▸ TEXT PROVIDED:
^^^^^^^^^^^^^^^^
Latest GAN models like Dalle are already capable in generating high-resolution photorealistic images and imaginative scenes with different styles. However, rendering the model fully autonomous to generate a image might not always be the case. In real life, people often tend to only edit a part of the image. We realize that generating pure objects from sketch is helpful, such that it only generates what we want. In this project, we adapt and explore the model EdgeGAN[1].

Introduction

Partial image editing is by far a manual task. People depend on traditional tools like PhotoShop for a series of photo editing. Here we consider a simple case, what if we want to replace a horse in the photo with a sheep? Traditionally, people use lasso tool to outline the horse, remove it, crop the sheep from another image, place it to the right place, and spend a lot of time refining the conjunction. We realize that this task can be finished in a two-step manner by incorporating object generation from sketch and a inpainting model.

Our work focuses on the first step. Observing that EdgeGAN uses an image and its corresponding edge map for training, we claim that during inference time, manual sketch cannot achieve the same quality as edge map. Therefore, we first create a new training dataset by utilizing PhotoSketch[2], which transform the input image into a sketch-alike one. We then retrain the EdgeGAN model with the new dataset. As a result, we show that using both old and new datasets generates images of similar FID score. With human inspection, we found that the model trained with new dataset is more robust to sketch distortion while the model trained with old dataset generates images with better details. In order to exploit the strengths of both datasets, we also finetuned the pretrained model with our new dataset. We show that finetuned model surpasses the models trained from sketch and its performance is as competitive as the original one.

Besides experiments, we also present a jupyter notebook for interactive sketch drawing and image generation. In addition, we also work on a PyTorch implementation of EdgeGAN. However, after building the model, we cannot reproduce the result. We still list some of our thoughts and ideas in the last section. We extend this into a future work.
^^^^^^^^^^^^^^^^
▸ STORED ROWS:
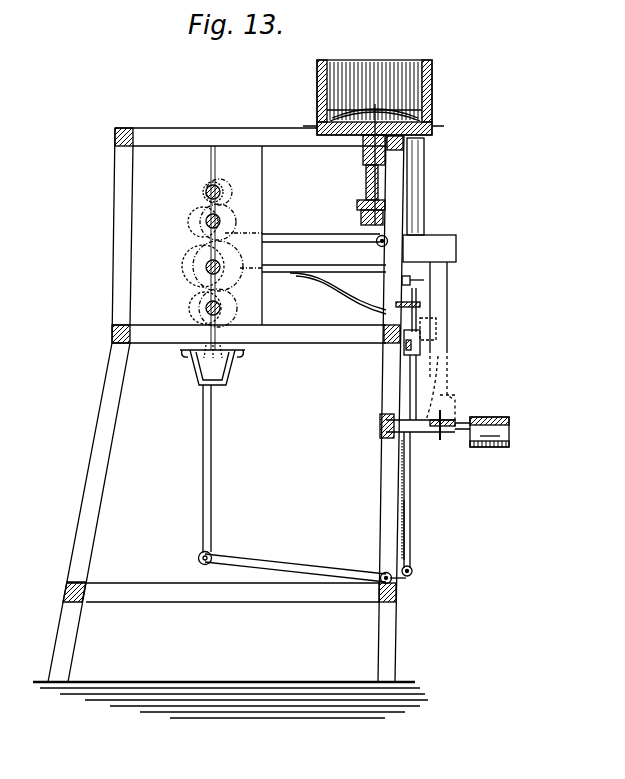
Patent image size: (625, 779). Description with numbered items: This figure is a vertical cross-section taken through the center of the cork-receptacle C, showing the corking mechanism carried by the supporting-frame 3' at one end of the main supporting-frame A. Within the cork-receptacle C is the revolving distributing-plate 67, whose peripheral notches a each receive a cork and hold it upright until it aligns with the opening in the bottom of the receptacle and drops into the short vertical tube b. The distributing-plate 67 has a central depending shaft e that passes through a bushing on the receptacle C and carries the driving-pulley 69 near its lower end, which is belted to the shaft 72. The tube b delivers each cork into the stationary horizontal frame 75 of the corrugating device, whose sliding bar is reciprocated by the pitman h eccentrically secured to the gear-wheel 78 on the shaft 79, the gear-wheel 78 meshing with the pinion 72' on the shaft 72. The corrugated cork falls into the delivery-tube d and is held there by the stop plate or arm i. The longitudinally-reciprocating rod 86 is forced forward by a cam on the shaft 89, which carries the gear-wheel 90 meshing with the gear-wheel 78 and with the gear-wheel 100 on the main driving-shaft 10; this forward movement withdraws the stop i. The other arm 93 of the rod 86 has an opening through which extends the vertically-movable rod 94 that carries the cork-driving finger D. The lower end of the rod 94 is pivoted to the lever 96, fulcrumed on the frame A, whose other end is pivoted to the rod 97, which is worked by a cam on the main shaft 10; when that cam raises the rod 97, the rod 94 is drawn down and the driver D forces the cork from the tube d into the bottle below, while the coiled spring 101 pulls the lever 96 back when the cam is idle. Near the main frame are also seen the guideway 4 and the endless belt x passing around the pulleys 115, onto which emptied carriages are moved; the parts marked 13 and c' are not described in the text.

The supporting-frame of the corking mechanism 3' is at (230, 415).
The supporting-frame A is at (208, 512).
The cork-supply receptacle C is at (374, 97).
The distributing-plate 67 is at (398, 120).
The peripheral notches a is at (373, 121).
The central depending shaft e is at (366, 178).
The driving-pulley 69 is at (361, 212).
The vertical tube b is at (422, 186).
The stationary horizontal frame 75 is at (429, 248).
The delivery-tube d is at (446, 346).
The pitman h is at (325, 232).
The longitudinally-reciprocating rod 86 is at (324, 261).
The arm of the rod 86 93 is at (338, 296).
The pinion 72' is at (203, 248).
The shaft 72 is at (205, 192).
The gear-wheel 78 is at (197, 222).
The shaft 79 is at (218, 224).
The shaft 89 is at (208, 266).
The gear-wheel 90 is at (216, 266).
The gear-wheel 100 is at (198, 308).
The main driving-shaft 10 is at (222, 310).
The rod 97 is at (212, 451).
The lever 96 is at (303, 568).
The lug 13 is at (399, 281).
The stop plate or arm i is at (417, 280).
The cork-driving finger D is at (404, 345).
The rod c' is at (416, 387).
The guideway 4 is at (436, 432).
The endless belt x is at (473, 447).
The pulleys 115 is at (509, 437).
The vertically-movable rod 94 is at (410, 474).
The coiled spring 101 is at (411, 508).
^^^^^^^^^^^^^^^^
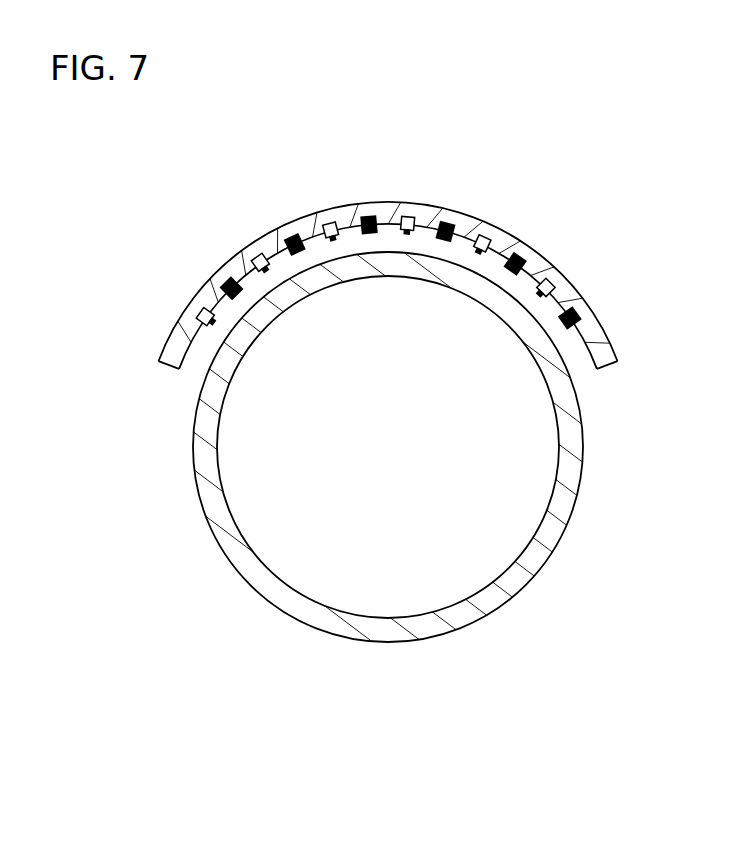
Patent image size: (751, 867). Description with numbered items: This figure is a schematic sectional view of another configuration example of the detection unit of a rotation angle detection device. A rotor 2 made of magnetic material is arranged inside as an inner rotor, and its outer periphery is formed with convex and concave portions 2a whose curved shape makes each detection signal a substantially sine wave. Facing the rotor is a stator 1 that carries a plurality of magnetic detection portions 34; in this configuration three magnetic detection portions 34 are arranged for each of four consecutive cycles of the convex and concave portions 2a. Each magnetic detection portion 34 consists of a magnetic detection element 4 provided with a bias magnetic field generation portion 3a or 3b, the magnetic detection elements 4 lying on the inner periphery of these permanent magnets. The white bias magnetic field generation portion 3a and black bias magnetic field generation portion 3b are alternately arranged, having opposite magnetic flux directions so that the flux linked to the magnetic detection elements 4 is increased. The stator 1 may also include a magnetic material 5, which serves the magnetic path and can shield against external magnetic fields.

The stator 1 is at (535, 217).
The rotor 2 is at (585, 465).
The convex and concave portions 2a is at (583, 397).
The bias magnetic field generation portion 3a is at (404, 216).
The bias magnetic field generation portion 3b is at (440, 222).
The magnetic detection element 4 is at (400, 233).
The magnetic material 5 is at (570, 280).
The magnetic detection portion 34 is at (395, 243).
^^^^^^^^^^^^^^^^
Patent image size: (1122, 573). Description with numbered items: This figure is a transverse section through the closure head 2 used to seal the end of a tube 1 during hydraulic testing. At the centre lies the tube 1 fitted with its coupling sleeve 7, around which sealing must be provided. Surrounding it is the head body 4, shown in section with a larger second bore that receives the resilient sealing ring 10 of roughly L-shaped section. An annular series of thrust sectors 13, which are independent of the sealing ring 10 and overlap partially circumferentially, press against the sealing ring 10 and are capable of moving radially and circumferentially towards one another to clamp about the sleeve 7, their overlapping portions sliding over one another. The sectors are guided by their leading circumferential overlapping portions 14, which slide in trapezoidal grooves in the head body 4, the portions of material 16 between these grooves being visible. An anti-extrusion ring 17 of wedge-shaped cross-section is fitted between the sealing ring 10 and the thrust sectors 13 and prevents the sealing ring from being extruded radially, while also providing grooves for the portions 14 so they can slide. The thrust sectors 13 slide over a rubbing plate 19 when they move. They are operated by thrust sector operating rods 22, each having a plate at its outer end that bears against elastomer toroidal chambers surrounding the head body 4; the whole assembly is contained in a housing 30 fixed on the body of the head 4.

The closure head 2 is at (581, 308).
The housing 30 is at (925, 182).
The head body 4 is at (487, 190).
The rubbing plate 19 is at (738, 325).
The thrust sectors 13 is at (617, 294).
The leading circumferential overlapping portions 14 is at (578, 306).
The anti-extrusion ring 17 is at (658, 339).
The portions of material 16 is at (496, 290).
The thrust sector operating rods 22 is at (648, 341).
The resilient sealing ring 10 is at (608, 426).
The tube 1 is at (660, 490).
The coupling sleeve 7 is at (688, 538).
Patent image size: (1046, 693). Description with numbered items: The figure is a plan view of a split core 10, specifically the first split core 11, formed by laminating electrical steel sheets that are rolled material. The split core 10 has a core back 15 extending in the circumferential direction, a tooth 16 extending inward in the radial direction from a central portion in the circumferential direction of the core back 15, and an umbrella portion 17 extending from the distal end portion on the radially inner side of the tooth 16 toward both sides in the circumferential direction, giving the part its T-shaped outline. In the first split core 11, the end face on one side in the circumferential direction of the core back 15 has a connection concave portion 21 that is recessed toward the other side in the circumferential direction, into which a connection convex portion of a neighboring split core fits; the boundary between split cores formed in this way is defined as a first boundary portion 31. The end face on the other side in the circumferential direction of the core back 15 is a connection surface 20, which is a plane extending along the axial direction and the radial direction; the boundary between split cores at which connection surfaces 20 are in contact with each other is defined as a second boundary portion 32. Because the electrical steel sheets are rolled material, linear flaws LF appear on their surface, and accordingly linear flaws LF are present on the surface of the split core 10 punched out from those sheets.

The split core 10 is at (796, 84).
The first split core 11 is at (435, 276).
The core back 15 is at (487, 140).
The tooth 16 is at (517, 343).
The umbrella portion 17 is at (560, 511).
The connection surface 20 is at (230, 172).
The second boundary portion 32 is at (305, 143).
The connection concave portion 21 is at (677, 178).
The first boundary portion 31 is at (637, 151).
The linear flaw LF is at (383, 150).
^^^^^^^^^^^^^^^^
▸ GIVEN PROBLEM: Resume the EdgeGAN sketch-to-image project write-up, picking up right after its last sentence.

▸ RESPONSE TO THIS TASK:
Sketch-Based Image Synthesis

Early sketch-based image synthesis approaches are based on image retrieval. Sketch2Photo [3] and PhotoSketcher [4] synthesize realistic images by compositing objects and backgrounds retrieved from a given sketch. These methods suffer from low preciseness and their results lack variation. After the publication of generative adversarial networks(GAN)[5], many works have adpated it for more diversified and precise sketch-based image generating tasks. Specifically, SketchyGAN[6] and ContextualGAN[7] have demonstrated the value of variant GANs for image generation from freehand sketches. Compared to the previous work, SketchyCOCO generates pure objects (without background), which is suitablt for our goal.

Sketch Datasets

There are only a few datasets of human-drawn sketches and they are generally small due to the effort needed to collect drawings. One of the most commonly used sketch dataset is the TU-Berlin dataset [8] which contains 20,000 human sketches spanning 250 categories. SketchyGAN[6] uses a newer dataset Sketchy, which spans 125 categories with a total of 75,471 sketches of 12,500 objects. However, all of the ground truth image in these dataset contains a lot of background information. Therefore, SketchyCOCO creates its own dataset. It use the segmentation information in COCO dataset [9] to extracts the pure object, and collect freehand sketch corresponding to each category.

Sketch vs Edge

For sketch-based image synthesis task, it is arguable that whether use sketch or edge map for training. Sketch is closer to natural freehand drawings that are used for inference while edge map can perserve more details. SketchyGAN [6] uses edge map at first and gradually add more sketch samples during training. It aims to help the model capture features first and then to be more robust. In the contrast, EdgeGAN[1] only uses edge map for training.

EdgeGAN Review

As shown in Fig.1, EdgeGAN has two channels: one including generator GE and discriminator DE for edge map generation, the other including generator GI and discriminator DI for image generation. Both GI and GE take the same noise vector together with an one-hot vector indicting a specific category as input. Discriminators DI and DE attempt to distinguish the generated images or edge maps from real distribution. Another discriminator DJ is used to encourage the generated fake image and the edge map depicting the same object by telling if the generated fake image matches the fake edge map, which takes the outputs of both GI and GE as input (the image and edge map are concatenated along the width dimension). The Edge Encoder is used to encourage the encoded attribute information of edge maps to be close to the noise vector fed to GI and GE through a L1 loss. The classifier is used to infer the category label of the output of GI , which is used to encourage the generated fake image to be recognized as the desired category via a focal loss.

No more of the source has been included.